Requirements =>
Using the listing below, report all lines holding the word "image".

Dataset records =>
============

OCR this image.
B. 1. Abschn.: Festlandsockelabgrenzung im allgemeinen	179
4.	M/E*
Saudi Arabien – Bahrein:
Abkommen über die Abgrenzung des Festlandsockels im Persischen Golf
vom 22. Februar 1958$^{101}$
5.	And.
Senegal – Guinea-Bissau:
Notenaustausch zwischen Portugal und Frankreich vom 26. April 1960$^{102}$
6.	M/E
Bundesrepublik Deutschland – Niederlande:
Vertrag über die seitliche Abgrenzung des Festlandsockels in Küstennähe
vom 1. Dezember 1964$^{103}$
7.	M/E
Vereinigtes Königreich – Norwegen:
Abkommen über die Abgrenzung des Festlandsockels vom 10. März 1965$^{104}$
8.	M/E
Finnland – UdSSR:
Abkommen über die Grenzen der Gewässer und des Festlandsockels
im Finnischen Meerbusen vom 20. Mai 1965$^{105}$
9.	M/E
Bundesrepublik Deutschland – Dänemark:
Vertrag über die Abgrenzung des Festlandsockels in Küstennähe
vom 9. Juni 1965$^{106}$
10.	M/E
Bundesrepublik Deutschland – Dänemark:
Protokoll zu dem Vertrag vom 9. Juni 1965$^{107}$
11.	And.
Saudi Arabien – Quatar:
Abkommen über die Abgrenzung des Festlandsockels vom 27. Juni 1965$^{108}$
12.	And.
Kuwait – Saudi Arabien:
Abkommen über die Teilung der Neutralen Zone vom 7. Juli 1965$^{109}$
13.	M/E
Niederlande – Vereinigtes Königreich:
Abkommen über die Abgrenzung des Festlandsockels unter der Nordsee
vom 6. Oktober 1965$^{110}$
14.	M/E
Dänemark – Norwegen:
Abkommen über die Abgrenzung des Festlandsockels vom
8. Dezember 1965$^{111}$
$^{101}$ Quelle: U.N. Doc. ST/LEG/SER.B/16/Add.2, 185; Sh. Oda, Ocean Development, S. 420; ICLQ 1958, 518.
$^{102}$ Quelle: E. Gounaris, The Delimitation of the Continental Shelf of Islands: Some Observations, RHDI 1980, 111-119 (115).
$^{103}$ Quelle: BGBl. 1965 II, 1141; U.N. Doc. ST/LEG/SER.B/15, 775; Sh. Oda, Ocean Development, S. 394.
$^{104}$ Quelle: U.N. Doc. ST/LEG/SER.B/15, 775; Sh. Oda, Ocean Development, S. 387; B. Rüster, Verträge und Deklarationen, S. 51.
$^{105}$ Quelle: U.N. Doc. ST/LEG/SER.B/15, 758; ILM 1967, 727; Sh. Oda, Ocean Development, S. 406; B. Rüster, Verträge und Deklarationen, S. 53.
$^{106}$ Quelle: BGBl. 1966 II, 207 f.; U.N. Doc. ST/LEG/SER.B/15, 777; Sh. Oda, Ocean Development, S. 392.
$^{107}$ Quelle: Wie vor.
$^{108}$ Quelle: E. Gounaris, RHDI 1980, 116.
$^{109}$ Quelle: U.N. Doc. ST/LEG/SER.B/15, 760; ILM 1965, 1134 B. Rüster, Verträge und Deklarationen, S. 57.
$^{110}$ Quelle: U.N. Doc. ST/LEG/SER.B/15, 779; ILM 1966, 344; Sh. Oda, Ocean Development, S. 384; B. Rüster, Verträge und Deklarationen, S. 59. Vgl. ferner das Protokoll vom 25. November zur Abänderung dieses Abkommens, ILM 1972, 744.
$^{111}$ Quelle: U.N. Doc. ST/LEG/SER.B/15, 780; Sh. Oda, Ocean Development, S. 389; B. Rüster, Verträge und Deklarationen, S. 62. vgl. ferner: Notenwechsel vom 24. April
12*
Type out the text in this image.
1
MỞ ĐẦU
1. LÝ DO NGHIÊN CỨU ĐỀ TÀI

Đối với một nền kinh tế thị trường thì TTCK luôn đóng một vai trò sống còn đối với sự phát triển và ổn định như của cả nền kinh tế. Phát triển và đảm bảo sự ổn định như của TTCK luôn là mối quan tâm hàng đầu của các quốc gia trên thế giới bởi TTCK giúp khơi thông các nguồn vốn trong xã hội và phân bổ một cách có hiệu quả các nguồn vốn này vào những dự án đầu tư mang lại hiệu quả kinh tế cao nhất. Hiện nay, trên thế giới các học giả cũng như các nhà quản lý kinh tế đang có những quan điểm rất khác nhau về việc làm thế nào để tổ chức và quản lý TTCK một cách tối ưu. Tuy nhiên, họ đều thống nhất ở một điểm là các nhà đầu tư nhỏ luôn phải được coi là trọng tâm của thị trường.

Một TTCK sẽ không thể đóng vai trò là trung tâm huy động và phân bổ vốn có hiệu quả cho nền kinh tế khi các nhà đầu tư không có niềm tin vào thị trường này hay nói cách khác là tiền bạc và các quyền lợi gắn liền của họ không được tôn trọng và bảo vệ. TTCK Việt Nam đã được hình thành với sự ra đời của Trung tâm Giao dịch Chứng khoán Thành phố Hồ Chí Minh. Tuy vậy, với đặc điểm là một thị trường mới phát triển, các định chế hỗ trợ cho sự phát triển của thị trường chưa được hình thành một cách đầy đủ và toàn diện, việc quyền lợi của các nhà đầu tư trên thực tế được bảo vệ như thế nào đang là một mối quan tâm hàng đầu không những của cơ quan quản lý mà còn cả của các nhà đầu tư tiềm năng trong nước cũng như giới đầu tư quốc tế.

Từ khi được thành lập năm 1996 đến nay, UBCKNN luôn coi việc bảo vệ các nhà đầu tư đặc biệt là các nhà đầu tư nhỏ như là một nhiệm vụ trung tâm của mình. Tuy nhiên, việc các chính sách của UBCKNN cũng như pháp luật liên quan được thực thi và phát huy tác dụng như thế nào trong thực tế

============

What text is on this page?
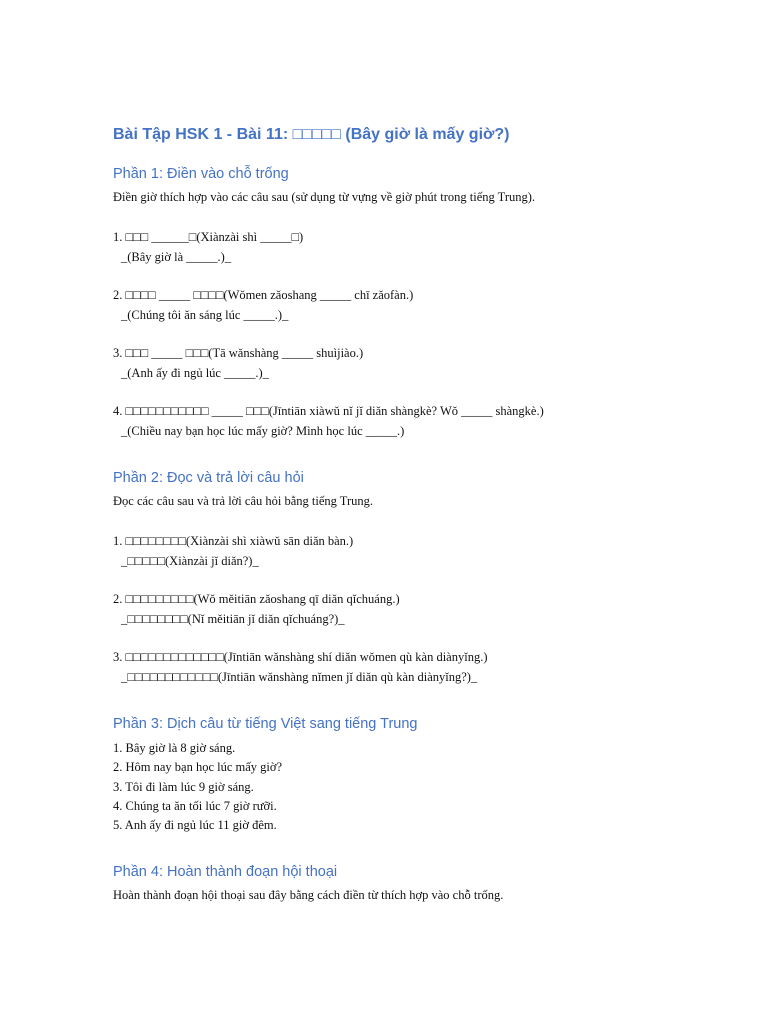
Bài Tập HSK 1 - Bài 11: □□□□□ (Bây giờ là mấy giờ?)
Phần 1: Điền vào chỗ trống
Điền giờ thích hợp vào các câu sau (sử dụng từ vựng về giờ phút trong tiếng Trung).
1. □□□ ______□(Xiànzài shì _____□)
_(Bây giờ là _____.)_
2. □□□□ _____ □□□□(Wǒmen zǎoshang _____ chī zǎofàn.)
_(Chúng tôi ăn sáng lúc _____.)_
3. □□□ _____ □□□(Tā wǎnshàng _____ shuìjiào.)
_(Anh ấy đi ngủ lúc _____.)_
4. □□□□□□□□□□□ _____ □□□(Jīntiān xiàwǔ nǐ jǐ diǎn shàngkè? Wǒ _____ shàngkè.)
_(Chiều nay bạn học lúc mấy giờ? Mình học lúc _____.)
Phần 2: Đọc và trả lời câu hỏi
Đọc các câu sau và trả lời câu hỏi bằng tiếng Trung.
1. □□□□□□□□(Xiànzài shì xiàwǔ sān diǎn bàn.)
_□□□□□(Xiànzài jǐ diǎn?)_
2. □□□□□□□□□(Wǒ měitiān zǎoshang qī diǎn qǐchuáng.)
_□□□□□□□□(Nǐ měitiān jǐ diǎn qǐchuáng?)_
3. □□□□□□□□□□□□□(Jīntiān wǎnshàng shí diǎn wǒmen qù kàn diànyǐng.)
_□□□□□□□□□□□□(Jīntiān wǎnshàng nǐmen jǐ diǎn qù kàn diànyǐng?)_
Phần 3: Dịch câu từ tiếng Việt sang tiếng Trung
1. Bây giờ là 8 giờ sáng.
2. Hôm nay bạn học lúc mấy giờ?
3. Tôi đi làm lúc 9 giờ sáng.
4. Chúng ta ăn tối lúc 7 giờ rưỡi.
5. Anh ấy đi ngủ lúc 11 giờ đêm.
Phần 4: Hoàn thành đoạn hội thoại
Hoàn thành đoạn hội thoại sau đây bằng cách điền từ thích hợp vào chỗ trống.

============

Completed exercise =>
OCR this image.
Type out the text in this image.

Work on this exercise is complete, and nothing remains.